Locate the lines of the listing below that hold "Power", then copy each of them.

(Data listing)
§ §

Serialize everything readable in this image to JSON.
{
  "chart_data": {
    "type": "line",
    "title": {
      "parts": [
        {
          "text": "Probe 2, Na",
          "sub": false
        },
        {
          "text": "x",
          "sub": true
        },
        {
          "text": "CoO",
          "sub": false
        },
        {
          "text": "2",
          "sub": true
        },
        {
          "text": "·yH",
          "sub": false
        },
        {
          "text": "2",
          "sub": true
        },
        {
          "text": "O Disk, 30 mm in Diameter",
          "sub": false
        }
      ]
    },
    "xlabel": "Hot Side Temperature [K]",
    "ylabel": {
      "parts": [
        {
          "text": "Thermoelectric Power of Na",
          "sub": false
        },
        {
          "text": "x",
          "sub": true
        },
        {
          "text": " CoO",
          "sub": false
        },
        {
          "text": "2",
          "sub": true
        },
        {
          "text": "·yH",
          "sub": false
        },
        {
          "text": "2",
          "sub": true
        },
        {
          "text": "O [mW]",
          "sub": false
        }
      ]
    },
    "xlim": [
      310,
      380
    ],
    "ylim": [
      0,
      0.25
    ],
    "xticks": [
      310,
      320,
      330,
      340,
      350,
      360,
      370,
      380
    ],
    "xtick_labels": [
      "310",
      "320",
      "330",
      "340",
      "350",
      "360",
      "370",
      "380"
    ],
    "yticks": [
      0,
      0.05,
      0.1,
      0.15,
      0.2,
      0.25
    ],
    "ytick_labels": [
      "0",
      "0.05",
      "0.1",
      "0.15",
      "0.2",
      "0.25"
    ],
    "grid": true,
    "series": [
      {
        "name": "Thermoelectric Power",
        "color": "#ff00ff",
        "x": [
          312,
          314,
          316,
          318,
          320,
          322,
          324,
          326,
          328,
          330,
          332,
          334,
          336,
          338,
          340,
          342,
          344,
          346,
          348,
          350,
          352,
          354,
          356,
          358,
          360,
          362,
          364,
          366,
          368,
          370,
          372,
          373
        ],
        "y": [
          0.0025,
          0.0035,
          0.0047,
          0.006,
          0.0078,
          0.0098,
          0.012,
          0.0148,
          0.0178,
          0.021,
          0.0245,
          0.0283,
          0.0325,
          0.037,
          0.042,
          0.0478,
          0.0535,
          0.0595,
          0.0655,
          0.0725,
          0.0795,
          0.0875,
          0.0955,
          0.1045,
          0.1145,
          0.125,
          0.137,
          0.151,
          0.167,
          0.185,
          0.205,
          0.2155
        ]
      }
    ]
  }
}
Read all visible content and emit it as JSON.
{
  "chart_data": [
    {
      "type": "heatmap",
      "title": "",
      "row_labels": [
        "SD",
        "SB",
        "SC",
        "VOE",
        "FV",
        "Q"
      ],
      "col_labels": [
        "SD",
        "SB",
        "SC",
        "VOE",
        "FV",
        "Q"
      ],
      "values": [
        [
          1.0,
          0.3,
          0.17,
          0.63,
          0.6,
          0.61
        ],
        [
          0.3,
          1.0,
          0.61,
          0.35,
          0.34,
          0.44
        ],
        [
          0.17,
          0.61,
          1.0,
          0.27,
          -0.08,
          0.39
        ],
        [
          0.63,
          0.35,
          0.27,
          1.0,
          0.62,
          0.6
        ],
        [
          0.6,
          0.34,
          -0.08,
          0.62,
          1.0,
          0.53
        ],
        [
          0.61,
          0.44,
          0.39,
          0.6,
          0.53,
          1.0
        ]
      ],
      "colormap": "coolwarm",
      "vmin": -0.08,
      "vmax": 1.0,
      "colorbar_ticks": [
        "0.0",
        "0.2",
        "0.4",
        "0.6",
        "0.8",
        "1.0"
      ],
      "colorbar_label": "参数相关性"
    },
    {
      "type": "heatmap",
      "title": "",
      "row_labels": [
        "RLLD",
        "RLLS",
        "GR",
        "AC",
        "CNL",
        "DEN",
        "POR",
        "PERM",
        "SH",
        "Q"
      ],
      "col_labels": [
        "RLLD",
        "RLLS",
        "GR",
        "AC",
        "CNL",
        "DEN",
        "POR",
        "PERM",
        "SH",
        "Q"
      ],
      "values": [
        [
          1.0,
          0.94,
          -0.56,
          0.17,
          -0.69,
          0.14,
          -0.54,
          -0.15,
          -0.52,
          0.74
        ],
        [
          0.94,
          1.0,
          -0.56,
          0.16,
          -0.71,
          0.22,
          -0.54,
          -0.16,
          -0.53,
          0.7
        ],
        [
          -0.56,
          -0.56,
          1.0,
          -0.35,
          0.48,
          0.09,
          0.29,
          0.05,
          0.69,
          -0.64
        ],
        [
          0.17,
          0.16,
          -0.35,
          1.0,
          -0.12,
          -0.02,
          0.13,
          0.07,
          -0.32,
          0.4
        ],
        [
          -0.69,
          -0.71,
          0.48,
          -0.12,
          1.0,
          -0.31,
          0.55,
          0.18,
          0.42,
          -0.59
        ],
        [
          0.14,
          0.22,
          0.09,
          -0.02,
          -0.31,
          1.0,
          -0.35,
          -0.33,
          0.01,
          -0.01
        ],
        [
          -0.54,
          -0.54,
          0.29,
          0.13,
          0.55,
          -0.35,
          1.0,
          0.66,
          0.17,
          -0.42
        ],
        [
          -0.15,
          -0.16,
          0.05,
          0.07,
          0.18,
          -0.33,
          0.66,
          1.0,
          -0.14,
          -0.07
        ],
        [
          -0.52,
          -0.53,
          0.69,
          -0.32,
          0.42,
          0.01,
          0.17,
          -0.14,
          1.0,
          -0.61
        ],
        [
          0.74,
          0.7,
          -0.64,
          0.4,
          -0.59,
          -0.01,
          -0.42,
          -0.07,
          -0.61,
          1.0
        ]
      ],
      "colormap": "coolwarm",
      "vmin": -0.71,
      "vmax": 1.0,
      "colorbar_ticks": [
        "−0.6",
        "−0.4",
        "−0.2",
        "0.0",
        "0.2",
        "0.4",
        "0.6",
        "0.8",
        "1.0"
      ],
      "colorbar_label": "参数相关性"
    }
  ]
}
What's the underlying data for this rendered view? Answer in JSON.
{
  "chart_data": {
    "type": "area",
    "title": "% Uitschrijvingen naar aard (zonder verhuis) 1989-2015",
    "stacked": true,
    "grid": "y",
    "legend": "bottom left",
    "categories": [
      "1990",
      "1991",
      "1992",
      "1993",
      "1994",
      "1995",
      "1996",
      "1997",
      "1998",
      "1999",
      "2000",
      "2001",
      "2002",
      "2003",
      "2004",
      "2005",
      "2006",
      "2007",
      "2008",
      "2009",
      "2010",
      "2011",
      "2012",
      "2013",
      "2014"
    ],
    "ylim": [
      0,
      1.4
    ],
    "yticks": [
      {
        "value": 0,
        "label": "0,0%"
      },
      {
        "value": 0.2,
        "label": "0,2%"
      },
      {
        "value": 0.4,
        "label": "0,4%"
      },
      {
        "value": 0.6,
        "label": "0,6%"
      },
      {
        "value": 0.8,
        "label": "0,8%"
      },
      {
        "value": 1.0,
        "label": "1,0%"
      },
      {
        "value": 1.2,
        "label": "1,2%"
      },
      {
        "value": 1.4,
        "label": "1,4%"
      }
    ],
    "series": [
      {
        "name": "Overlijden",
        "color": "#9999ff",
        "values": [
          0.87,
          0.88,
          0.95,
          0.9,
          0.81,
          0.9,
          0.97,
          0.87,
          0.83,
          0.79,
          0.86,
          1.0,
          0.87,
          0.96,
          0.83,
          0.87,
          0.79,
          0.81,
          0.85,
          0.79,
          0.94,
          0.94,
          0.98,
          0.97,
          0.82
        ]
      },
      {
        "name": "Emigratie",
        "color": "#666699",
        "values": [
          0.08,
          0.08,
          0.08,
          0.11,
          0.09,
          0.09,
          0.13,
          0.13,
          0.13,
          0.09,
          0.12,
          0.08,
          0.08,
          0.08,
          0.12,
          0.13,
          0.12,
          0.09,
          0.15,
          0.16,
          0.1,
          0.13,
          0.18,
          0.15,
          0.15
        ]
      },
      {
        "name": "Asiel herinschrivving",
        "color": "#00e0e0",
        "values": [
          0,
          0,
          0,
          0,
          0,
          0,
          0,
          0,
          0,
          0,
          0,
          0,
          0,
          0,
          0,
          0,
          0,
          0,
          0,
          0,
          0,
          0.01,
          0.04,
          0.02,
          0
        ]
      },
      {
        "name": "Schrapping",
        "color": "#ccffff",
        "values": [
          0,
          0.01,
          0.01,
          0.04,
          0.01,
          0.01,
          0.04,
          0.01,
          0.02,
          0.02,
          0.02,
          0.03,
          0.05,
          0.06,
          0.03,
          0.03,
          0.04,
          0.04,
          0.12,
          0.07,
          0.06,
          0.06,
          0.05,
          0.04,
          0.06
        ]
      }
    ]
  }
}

§ §

TASK SOLUTION >>
          "text": "Thermoelectric Power of Na",
        "name": "Thermoelectric Power",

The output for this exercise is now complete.